# BRANO SCELTO

Berta Cáceres era una figura nota ben oltre il suo paese.
Cofondatrice del Consiglio dei popoli indigeni dell’Honduras (Copinh)
apparteneva al gruppo nativo Lenca, il più numeroso del Paese centroamericano.
Da anni era impegnata con la sua gente in una battaglia contro il progetto
idroelettrico di Agua Zarca, sul fiume Gualcarque: il più grande progetto
idroelettrico in Centroamerica, prevede una cascata di quattro dighe nel bacino
fluviale, se attuato costringerà molti a perdere terra, case, sopravvivenza. E
ha suscitato grandi resistenze popolari.
La battaglia è stata efficace, perché l’impresa arranca da quando
l’azienda cinese Sinohydro e la International Finance Corporation (il braccio
della Banca Mondiale che assiste il settore privato) hanno deciso di
disinvestire e togliere il proprio appoggio a Desa, l’azienda honduregna
titolare del progetto. Gli attivisti honduregni ora chiedono di ritirarsi anche
agli altri partner stranieri, tra cui la Banca olandese per lo sviluppo, il
Fondo finlandese per la cooperazione industriale e le aziende tedesche Siemens
e Voith.
Berta Cáceres era l’anima e la leader di questa battaglia
collettiva: tanto che l’anno scorso era stata insignita del Premio Goldman per l’ambiente,
riconoscimento attribuito ad attivisti locali che si battono per la
sostenibilità e la giustizia ambientale.
Battaglie simili però non sono indolori. Cáceres e i suoi compagni
avevano di fronte alcuni potenti proprietari terrieri, vera e propria
oligarchia del Paese, e i loro piccoli eserciti di guardie private. In effetti
appena una settimana prima dell’assassinio, la leader indigena aveva ricevuto
minacce. Per questo la famiglia non crede alla versione della polizia, quella
di un tentativo di rapina finito male. «Non ho dubbio che sia stata uccisa per
la sua lotta, e che sono responsabili soldati e gente della diga, ne sono
certa» ha detto l’anziana madre di Berta Cáceres a Radio Globo.
Altrettanto esplicita la figlia, Berta Isabel Zúñiga Cáceres,
studentessa di 25 anni: a uccidere sua madre sono stati «l’impresa Desa,
costruttrice della diga Agua Zarca nella comunità di Rio Blanco, che in
numerose occasioni l’hanno minacciata in nodi diretto e non, e hanno pagato
sicari perché la uccidessero», ha detto a Desinformemonos, portale
di “giornalismo di base” messicano.

# RICHIESTA SCRITTA 1
Nel brano su Berta Cáceres, rinomina "Copinh" in "COPINH" e ricopia tutto il tratto da "Cofondatrice del Consiglio" giù fino a "grandi resistenze popolari.".
# RICHIESTA SCRITTA 2
Scrivi il seguito del brano su Berta Cáceres a partire dall'ultima frase riportata.
Il materiale riportato di seguito è separato e non riguarda il brano.

# RIGHE DI DATI
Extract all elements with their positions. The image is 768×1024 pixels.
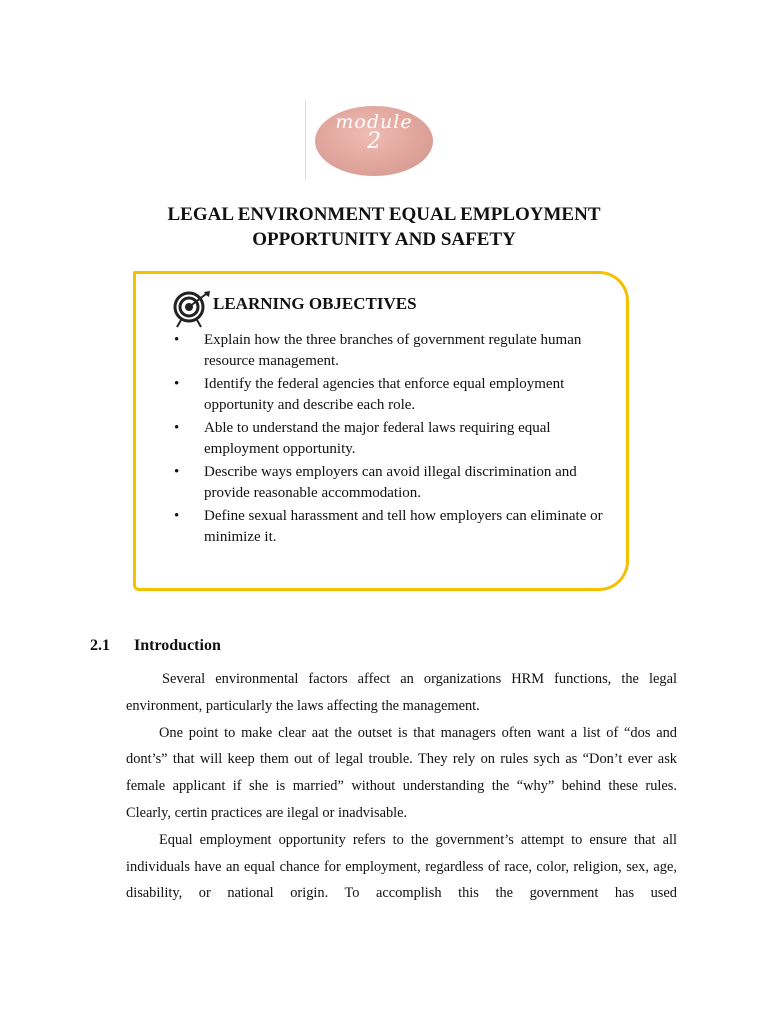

--

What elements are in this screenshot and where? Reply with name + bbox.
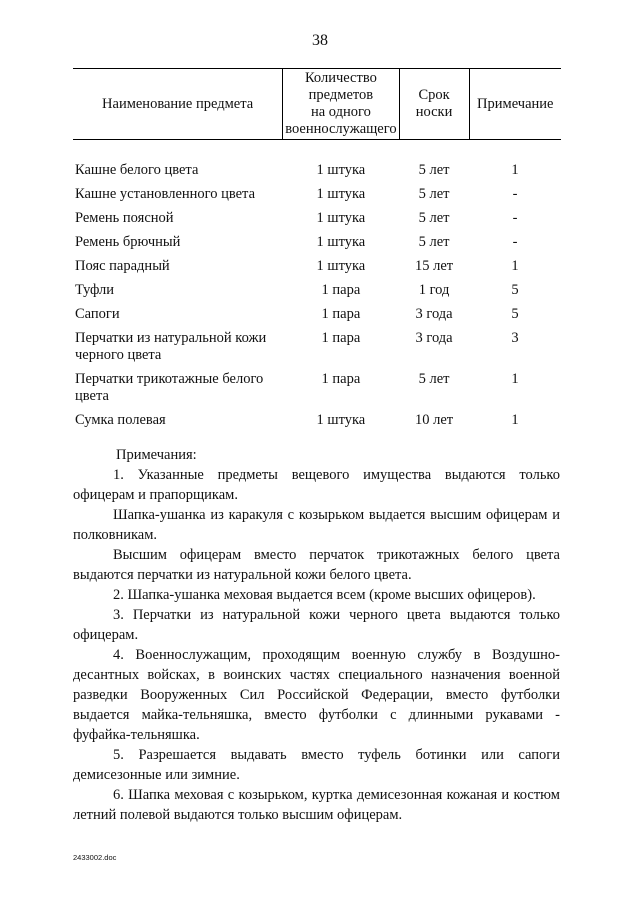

# RISPOSTA 1
Cofondatrice del Consiglio dei popoli indigeni dell’Honduras (COPINH)
apparteneva al gruppo nativo Lenca, il più numeroso del Paese centroamericano.
Da anni era impegnata con la sua gente in una battaglia contro il progetto
idroelettrico di Agua Zarca, sul fiume Gualcarque: il più grande progetto
idroelettrico in Centroamerica, prevede una cascata di quattro dighe nel bacino
fluviale, se attuato costringerà molti a perdere terra, case, sopravvivenza. E
ha suscitato grandi resistenze popolari.

# RISPOSTA 2
Lei era ben consapevole del pericolo e lo
aveva detto in una bella intervista al The Guardian, in occasione del Premio Goldman. Del resto, tre anni fa un altro
esponente del Copinh è stato ucciso da un soldato durante una pacifica
dimostrazione contro la diga, in località Rio Blanco: il militare è stato poi
assolto per aver agito in “autodifesa” (contro dimostranti disarmati!). E
l’Honduras non è solo; numerosi attivisti per i diritti sociali,
leader indigeni, ambientalisti hanno pagato con la vita il proprio impegno, nel
continente latinoamericano e oltre, come denuncia un recente rapporto di Global Witness; di
solito i responsabili restano impuniti.
Ora c’è anche il paradossale caso di Gustavo Castro. In teoria è
protetto come testimone dei fatti; il giudice istruttore però ha emesso un
ordine di restare a disposizione per 30 giorni, pena l’arresto, e gli è stato
impedito di volare in Messico, a casa. Insomma, l’attivista messicano non può
lasciare l’Honduras, e non è chiaro perché: ma non è rassicurante. La tensione
è molto forte, nella regione di La Esperanza.
«Gustavo Castro non viene trattato come la vittima di un tentativo
di uccisione, al contrario la sua vita viene messa a rischio, e il suo diritto
di movimento negato» dicono in un comunicato congiunto
Otros Mundos e la rete internazionale Friends of the Earth – Mexico. Le due
organizzazioni sostengono che l’ordine di restare in Honduras è «ingiusto e non
necessario», perché Castro è stato sentito ampiamente dagli inquirenti, ha
chiarito i fatti, e non è stato informato di nessuna ulteriore procedura.
L’attivista messicano ora teme per la sua vita e ne ha motivo. È
il testimone scomodo di un assassinio voluto per fermare una battaglia popolare
ed è in pericolo.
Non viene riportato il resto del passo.